>> BEGIN

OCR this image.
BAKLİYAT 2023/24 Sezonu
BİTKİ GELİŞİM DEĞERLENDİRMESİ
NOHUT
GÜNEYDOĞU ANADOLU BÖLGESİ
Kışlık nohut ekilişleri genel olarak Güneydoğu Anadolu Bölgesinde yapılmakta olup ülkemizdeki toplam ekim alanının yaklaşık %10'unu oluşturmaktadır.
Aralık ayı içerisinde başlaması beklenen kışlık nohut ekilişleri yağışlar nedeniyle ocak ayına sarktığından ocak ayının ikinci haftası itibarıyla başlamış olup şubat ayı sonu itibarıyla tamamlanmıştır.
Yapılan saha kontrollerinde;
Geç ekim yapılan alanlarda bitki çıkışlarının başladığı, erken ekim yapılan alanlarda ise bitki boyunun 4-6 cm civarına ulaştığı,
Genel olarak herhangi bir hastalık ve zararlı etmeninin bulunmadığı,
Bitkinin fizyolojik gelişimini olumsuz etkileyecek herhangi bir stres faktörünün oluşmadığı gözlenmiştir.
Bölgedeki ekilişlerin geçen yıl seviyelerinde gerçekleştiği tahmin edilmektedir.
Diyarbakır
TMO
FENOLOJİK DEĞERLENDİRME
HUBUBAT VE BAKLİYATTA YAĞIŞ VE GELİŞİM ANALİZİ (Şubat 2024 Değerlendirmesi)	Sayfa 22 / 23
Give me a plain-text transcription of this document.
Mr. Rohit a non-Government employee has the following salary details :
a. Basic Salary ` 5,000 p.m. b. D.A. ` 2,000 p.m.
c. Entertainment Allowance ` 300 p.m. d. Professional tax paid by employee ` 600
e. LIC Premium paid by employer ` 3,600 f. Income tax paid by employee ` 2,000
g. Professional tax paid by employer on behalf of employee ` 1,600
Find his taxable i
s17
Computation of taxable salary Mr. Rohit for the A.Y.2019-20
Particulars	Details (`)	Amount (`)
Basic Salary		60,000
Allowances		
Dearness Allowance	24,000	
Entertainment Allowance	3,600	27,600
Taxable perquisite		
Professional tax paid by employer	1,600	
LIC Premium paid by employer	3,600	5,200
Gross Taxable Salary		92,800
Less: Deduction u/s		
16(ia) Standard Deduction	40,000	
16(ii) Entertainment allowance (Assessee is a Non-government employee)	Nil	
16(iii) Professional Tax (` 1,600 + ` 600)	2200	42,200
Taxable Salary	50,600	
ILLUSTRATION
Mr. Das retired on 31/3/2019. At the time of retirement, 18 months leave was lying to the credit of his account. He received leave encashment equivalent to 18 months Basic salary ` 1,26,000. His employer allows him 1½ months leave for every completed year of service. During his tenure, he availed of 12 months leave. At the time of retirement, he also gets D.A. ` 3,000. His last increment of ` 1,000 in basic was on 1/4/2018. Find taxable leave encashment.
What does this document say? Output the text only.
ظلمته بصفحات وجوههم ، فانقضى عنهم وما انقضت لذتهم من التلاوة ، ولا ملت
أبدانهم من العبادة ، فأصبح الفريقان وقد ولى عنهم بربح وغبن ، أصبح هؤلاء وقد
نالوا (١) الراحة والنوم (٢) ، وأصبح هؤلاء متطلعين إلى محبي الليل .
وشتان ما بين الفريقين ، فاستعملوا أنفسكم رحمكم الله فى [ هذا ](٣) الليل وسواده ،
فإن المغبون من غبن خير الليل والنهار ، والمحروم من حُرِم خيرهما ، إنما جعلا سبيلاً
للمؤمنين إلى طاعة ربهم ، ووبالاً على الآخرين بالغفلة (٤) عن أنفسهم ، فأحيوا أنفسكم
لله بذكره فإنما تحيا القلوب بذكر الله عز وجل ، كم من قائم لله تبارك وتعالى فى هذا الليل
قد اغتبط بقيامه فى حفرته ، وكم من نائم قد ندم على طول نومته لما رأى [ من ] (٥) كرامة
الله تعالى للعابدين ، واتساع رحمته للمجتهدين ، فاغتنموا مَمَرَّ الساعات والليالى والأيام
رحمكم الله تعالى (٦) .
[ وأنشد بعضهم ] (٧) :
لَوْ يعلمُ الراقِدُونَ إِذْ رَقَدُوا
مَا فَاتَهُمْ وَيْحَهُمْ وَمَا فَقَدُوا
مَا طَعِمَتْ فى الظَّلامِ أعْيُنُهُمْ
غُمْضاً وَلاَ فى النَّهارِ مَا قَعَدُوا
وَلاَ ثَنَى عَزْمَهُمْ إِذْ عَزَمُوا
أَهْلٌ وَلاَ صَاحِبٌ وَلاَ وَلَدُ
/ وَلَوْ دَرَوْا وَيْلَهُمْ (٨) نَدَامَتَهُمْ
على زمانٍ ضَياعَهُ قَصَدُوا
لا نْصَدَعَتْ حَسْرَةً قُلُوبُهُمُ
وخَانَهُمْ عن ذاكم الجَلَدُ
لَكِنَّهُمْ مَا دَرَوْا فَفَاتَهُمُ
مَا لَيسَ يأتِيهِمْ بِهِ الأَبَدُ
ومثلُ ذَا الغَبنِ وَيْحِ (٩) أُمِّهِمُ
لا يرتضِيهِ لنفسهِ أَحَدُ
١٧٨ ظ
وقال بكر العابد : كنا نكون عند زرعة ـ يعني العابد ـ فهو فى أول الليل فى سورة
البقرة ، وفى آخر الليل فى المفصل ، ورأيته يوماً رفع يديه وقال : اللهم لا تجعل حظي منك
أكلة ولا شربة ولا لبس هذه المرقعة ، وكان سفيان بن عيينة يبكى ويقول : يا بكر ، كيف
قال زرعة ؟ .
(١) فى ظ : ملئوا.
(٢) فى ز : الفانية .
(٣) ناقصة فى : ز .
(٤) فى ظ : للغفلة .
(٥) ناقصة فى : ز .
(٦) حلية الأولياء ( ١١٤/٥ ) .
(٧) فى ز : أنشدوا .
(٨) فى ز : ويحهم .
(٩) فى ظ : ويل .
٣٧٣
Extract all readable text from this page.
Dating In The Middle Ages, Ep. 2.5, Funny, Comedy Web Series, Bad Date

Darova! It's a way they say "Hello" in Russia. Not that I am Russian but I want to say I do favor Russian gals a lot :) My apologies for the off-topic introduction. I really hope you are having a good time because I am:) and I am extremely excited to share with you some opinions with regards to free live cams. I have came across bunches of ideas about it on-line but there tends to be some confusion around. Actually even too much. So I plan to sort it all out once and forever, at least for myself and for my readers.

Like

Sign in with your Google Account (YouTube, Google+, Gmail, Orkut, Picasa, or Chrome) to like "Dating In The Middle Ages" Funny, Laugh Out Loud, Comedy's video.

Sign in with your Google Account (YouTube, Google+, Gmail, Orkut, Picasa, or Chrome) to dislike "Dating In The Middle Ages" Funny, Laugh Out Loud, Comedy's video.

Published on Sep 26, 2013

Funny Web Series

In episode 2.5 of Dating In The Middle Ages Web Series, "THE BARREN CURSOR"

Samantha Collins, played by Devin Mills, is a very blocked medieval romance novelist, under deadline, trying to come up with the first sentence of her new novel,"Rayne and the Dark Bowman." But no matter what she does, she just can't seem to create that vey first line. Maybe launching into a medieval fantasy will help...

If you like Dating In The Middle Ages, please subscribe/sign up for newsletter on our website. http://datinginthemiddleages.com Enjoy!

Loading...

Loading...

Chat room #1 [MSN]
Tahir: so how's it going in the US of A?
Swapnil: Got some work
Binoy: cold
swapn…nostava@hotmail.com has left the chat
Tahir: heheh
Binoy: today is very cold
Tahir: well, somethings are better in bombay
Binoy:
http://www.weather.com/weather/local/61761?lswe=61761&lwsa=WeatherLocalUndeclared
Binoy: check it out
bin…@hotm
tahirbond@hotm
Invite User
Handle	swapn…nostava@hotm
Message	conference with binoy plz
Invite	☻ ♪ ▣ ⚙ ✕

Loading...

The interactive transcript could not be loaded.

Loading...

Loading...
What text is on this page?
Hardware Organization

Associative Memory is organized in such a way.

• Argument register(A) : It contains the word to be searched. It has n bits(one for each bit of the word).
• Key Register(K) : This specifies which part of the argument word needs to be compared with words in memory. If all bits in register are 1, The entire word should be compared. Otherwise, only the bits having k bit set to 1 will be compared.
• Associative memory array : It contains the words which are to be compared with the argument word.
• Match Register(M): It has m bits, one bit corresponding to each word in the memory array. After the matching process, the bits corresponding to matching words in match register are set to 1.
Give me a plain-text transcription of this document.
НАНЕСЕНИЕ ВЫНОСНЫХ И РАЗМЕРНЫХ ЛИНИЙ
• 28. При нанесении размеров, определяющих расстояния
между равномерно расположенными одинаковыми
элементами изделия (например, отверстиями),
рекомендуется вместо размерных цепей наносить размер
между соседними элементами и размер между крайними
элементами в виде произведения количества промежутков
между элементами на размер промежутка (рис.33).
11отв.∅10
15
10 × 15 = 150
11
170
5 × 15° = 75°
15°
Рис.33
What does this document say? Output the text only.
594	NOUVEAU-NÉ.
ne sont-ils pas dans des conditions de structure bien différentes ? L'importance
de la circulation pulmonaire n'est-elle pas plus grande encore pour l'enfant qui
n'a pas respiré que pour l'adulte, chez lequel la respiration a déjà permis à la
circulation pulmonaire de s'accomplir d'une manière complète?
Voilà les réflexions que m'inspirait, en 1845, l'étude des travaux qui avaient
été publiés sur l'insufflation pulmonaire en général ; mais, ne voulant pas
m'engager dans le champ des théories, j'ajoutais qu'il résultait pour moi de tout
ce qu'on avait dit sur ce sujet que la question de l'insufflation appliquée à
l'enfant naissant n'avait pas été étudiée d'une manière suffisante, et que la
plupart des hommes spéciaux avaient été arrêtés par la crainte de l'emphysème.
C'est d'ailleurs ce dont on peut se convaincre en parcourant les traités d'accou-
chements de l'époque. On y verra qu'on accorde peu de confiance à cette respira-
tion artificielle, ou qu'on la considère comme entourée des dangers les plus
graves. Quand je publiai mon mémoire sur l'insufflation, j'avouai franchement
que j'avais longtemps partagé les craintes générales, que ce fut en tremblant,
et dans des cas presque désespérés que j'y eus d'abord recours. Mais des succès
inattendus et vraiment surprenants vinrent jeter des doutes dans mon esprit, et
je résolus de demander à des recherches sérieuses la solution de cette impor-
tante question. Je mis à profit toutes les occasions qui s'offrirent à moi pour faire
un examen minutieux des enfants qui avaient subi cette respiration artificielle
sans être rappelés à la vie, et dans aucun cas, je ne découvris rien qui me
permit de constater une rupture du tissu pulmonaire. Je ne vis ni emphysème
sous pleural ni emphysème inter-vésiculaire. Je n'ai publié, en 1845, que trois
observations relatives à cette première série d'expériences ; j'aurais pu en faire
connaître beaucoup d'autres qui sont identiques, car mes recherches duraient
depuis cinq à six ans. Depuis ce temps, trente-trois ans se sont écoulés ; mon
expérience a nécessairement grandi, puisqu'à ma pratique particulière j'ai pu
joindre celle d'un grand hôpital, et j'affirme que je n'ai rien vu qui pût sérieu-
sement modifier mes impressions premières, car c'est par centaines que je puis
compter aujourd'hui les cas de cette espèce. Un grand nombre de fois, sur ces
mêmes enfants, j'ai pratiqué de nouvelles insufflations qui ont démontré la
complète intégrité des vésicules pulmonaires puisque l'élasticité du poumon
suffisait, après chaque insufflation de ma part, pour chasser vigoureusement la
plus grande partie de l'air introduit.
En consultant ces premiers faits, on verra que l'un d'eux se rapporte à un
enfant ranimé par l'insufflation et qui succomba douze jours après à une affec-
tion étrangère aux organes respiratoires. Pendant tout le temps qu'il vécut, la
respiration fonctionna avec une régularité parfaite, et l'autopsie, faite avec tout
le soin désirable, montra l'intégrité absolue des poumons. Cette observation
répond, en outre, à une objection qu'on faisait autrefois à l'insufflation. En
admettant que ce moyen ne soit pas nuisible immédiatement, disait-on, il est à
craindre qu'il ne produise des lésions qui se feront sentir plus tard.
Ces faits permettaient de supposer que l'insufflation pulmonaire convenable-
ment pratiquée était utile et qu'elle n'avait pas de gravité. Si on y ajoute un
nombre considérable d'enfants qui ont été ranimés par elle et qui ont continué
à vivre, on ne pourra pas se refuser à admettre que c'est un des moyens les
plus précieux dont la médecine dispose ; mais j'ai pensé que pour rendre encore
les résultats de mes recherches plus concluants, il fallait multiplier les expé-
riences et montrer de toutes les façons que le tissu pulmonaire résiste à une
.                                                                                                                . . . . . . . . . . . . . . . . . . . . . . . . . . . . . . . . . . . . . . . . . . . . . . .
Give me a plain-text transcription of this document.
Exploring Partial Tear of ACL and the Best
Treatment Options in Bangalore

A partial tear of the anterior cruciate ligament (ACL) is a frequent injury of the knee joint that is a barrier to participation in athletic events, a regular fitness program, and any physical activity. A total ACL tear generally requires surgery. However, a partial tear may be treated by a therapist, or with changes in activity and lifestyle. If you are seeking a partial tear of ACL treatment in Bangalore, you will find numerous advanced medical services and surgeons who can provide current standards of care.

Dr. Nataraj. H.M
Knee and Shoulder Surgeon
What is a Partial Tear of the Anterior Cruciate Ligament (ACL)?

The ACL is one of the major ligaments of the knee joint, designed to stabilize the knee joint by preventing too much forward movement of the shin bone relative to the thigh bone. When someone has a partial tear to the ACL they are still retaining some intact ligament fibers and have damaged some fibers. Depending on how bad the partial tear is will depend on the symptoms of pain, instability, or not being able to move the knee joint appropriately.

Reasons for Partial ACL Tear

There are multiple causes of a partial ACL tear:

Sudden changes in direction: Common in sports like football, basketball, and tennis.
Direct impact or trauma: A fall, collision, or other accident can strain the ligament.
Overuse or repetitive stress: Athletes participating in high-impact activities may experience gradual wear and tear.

>> END

-- INSTRUCTIONS FOR THE TASK --
Check each line above for the word "Rohit" and give the number of lines that have it, nothing else.

-- TASK ANSWER --
2